Dataset listings of figures:
────────────────

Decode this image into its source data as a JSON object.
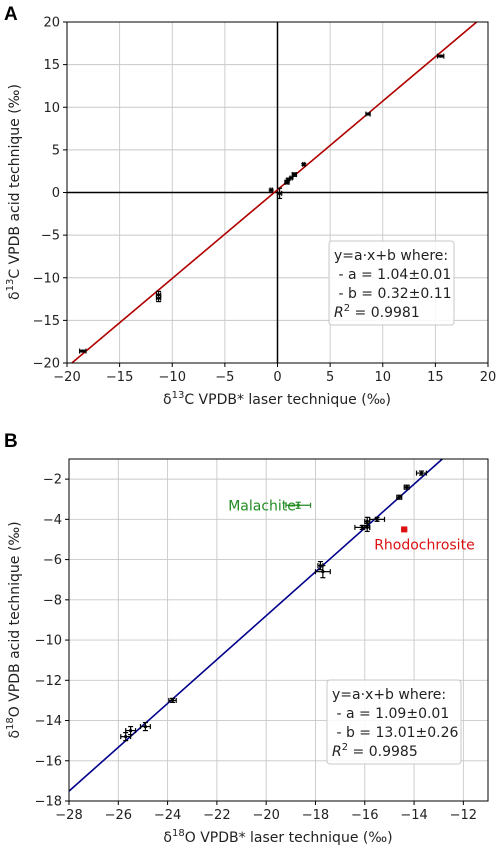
{
  "chart_data": [
    {
      "panel": "A",
      "type": "scatter",
      "xlabel_prefix": "δ",
      "xlabel_sup": "13",
      "xlabel_rest": "C VPDB* laser technique (‰)",
      "ylabel_prefix": "δ",
      "ylabel_sup": "13",
      "ylabel_rest": "C VPDB acid technique (‰)",
      "xlim": [
        -20,
        20
      ],
      "ylim": [
        -20,
        20
      ],
      "xticks": [
        -20,
        -15,
        -10,
        -5,
        0,
        5,
        10,
        15,
        20
      ],
      "yticks": [
        -20,
        -15,
        -10,
        -5,
        0,
        5,
        10,
        15,
        20
      ],
      "grid": true,
      "zero_lines": true,
      "fit": {
        "slope": 1.04,
        "intercept": 0.32,
        "color": "#b00000"
      },
      "annotation": {
        "line1": "y=a·x+b where:",
        "line2": " - a = 1.04±0.01",
        "line3": " - b = 0.32±0.11",
        "r2_label": "R",
        "r2_value": " = 0.9981",
        "position": "lower-right"
      },
      "series": [
        {
          "points": [
            {
              "x": -18.5,
              "y": -18.6,
              "xerr": 0.3,
              "yerr": 0.1
            },
            {
              "x": -11.3,
              "y": -12.0,
              "xerr": 0.2,
              "yerr": 0.4
            },
            {
              "x": -11.3,
              "y": -12.4,
              "xerr": 0.2,
              "yerr": 0.4
            },
            {
              "x": -0.6,
              "y": 0.3,
              "xerr": 0.1,
              "yerr": 0.1
            },
            {
              "x": 0.2,
              "y": -0.1,
              "xerr": 0.2,
              "yerr": 0.6
            },
            {
              "x": 0.9,
              "y": 1.2,
              "xerr": 0.2,
              "yerr": 0.2
            },
            {
              "x": 1.0,
              "y": 1.5,
              "xerr": 0.1,
              "yerr": 0.1
            },
            {
              "x": 1.3,
              "y": 1.7,
              "xerr": 0.1,
              "yerr": 0.1
            },
            {
              "x": 1.6,
              "y": 2.1,
              "xerr": 0.2,
              "yerr": 0.2
            },
            {
              "x": 2.5,
              "y": 3.3,
              "xerr": 0.1,
              "yerr": 0.1
            },
            {
              "x": 8.6,
              "y": 9.2,
              "xerr": 0.2,
              "yerr": 0.1
            },
            {
              "x": 15.5,
              "y": 16.0,
              "xerr": 0.3,
              "yerr": 0.1
            }
          ],
          "color": "#000000"
        }
      ]
    },
    {
      "panel": "B",
      "type": "scatter",
      "xlabel_prefix": "δ",
      "xlabel_sup": "18",
      "xlabel_rest": "O VPDB* laser technique (‰)",
      "ylabel_prefix": "δ",
      "ylabel_sup": "18",
      "ylabel_rest": "O VPDB acid technique (‰)",
      "xlim": [
        -28,
        -11
      ],
      "ylim": [
        -18,
        -1
      ],
      "xticks": [
        -28,
        -26,
        -24,
        -22,
        -20,
        -18,
        -16,
        -14,
        -12
      ],
      "yticks": [
        -18,
        -16,
        -14,
        -12,
        -10,
        -8,
        -6,
        -4,
        -2
      ],
      "grid": true,
      "fit": {
        "slope": 1.09,
        "intercept": 13.01,
        "color": "#00008b"
      },
      "annotation": {
        "line1": "y=a·x+b where:",
        "line2": " - a = 1.09±0.01",
        "line3": " - b = 13.01±0.26",
        "r2_label": "R",
        "r2_value": " = 0.9985",
        "position": "lower-right"
      },
      "series": [
        {
          "points": [
            {
              "x": -25.7,
              "y": -14.8,
              "xerr": 0.2,
              "yerr": 0.2
            },
            {
              "x": -25.5,
              "y": -14.5,
              "xerr": 0.2,
              "yerr": 0.2
            },
            {
              "x": -24.9,
              "y": -14.3,
              "xerr": 0.2,
              "yerr": 0.2
            },
            {
              "x": -23.8,
              "y": -13.0,
              "xerr": 0.15,
              "yerr": 0.1
            },
            {
              "x": -17.8,
              "y": -6.3,
              "xerr": 0.1,
              "yerr": 0.2
            },
            {
              "x": -17.7,
              "y": -6.6,
              "xerr": 0.3,
              "yerr": 0.3
            },
            {
              "x": -16.1,
              "y": -4.4,
              "xerr": 0.3,
              "yerr": 0.1
            },
            {
              "x": -15.9,
              "y": -4.1,
              "xerr": 0.1,
              "yerr": 0.2
            },
            {
              "x": -15.9,
              "y": -4.4,
              "xerr": 0.1,
              "yerr": 0.2
            },
            {
              "x": -15.5,
              "y": -4.0,
              "xerr": 0.3,
              "yerr": 0.1
            },
            {
              "x": -14.6,
              "y": -2.9,
              "xerr": 0.1,
              "yerr": 0.1
            },
            {
              "x": -14.3,
              "y": -2.4,
              "xerr": 0.1,
              "yerr": 0.1
            },
            {
              "x": -13.7,
              "y": -1.7,
              "xerr": 0.2,
              "yerr": 0.1
            }
          ],
          "color": "#000000"
        },
        {
          "name": "Malachite",
          "points": [
            {
              "x": -18.7,
              "y": -3.3,
              "xerr": 0.5,
              "yerr": 0.15
            }
          ],
          "color": "#228b22",
          "label_offset": [
            -70,
            5
          ]
        },
        {
          "name": "Rhodochrosite",
          "points": [
            {
              "x": -14.4,
              "y": -4.5,
              "xerr": 0.1,
              "yerr": 0.1
            }
          ],
          "color": "#dd1111",
          "marker": "square",
          "label_offset": [
            -30,
            20
          ]
        }
      ]
    }
  ]
}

────────────────

● **Description of the task**
Reproduce all of the entries word for word, skipping any pictures they hold.

● **Exercise answer**
Decode this image into its source data as a JSON object.
{
  "chart_data": [
    {
      "panel": "A",
      "type": "scatter",
      "xlabel_prefix": "δ",
      "xlabel_sup": "13",
      "xlabel_rest": "C VPDB* laser technique (‰)",
      "ylabel_prefix": "δ",
      "ylabel_sup": "13",
      "ylabel_rest": "C VPDB acid technique (‰)",
      "xlim": [
        -20,
        20
      ],
      "ylim": [
        -20,
        20
      ],
      "xticks": [
        -20,
        -15,
        -10,
        -5,
        0,
        5,
        10,
        15,
        20
      ],
      "yticks": [
        -20,
        -15,
        -10,
        -5,
        0,
        5,
        10,
        15,
        20
      ],
      "grid": true,
      "zero_lines": true,
      "fit": {
        "slope": 1.04,
        "intercept": 0.32,
        "color": "#b00000"
      },
      "annotation": {
        "line1": "y=a·x+b where:",
        "line2": " - a = 1.04±0.01",
        "line3": " - b = 0.32±0.11",
        "r2_label": "R",
        "r2_value": " = 0.9981",
        "position": "lower-right"
      },
      "series": [
        {
          "points": [
            {
              "x": -18.5,
              "y": -18.6,
              "xerr": 0.3,
              "yerr": 0.1
            },
            {
              "x": -11.3,
              "y": -12.0,
              "xerr": 0.2,
              "yerr": 0.4
            },
            {
              "x": -11.3,
              "y": -12.4,
              "xerr": 0.2,
              "yerr": 0.4
            },
            {
              "x": -0.6,
              "y": 0.3,
              "xerr": 0.1,
              "yerr": 0.1
            },
            {
              "x": 0.2,
              "y": -0.1,
              "xerr": 0.2,
              "yerr": 0.6
            },
            {
              "x": 0.9,
              "y": 1.2,
              "xerr": 0.2,
              "yerr": 0.2
            },
            {
              "x": 1.0,
              "y": 1.5,
              "xerr": 0.1,
              "yerr": 0.1
            },
            {
              "x": 1.3,
              "y": 1.7,
              "xerr": 0.1,
              "yerr": 0.1
            },
            {
              "x": 1.6,
              "y": 2.1,
              "xerr": 0.2,
              "yerr": 0.2
            },
            {
              "x": 2.5,
              "y": 3.3,
              "xerr": 0.1,
              "yerr": 0.1
            },
            {
              "x": 8.6,
              "y": 9.2,
              "xerr": 0.2,
              "yerr": 0.1
            },
            {
              "x": 15.5,
              "y": 16.0,
              "xerr": 0.3,
              "yerr": 0.1
            }
          ],
          "color": "#000000"
        }
      ]
    },
    {
      "panel": "B",
      "type": "scatter",
      "xlabel_prefix": "δ",
      "xlabel_sup": "18",
      "xlabel_rest": "O VPDB* laser technique (‰)",
      "ylabel_prefix": "δ",
      "ylabel_sup": "18",
      "ylabel_rest": "O VPDB acid technique (‰)",
      "xlim": [
        -28,
        -11
      ],
      "ylim": [
        -18,
        -1
      ],
      "xticks": [
        -28,
        -26,
        -24,
        -22,
        -20,
        -18,
        -16,
        -14,
        -12
      ],
      "yticks": [
        -18,
        -16,
        -14,
        -12,
        -10,
        -8,
        -6,
        -4,
        -2
      ],
      "grid": true,
      "fit": {
        "slope": 1.09,
        "intercept": 13.01,
        "color": "#00008b"
      },
      "annotation": {
        "line1": "y=a·x+b where:",
        "line2": " - a = 1.09±0.01",
        "line3": " - b = 13.01±0.26",
        "r2_label": "R",
        "r2_value": " = 0.9985",
        "position": "lower-right"
      },
      "series": [
        {
          "points": [
            {
              "x": -25.7,
              "y": -14.8,
              "xerr": 0.2,
              "yerr": 0.2
            },
            {
              "x": -25.5,
              "y": -14.5,
              "xerr": 0.2,
              "yerr": 0.2
            },
            {
              "x": -24.9,
              "y": -14.3,
              "xerr": 0.2,
              "yerr": 0.2
            },
            {
              "x": -23.8,
              "y": -13.0,
              "xerr": 0.15,
              "yerr": 0.1
            },
            {
              "x": -17.8,
              "y": -6.3,
              "xerr": 0.1,
              "yerr": 0.2
            },
            {
              "x": -17.7,
              "y": -6.6,
              "xerr": 0.3,
              "yerr": 0.3
            },
            {
              "x": -16.1,
              "y": -4.4,
              "xerr": 0.3,
              "yerr": 0.1
            },
            {
              "x": -15.9,
              "y": -4.1,
              "xerr": 0.1,
              "yerr": 0.2
            },
            {
              "x": -15.9,
              "y": -4.4,
              "xerr": 0.1,
              "yerr": 0.2
            },
            {
              "x": -15.5,
              "y": -4.0,
              "xerr": 0.3,
              "yerr": 0.1
            },
            {
              "x": -14.6,
              "y": -2.9,
              "xerr": 0.1,
              "yerr": 0.1
            },
            {
              "x": -14.3,
              "y": -2.4,
              "xerr": 0.1,
              "yerr": 0.1
            },
            {
              "x": -13.7,
              "y": -1.7,
              "xerr": 0.2,
              "yerr": 0.1
            }
          ],
          "color": "#000000"
        },
        {
          "name": "Malachite",
          "points": [
            {
              "x": -18.7,
              "y": -3.3,
              "xerr": 0.5,
              "yerr": 0.15
            }
          ],
          "color": "#228b22",
          "label_offset": [
            -70,
            5
          ]
        },
        {
          "name": "Rhodochrosite",
          "points": [
            {
              "x": -14.4,
              "y": -4.5,
              "xerr": 0.1,
              "yerr": 0.1
            }
          ],
          "color": "#dd1111",
          "marker": "square",
          "label_offset": [
            -30,
            20
          ]
        }
      ]
    }
  ]
}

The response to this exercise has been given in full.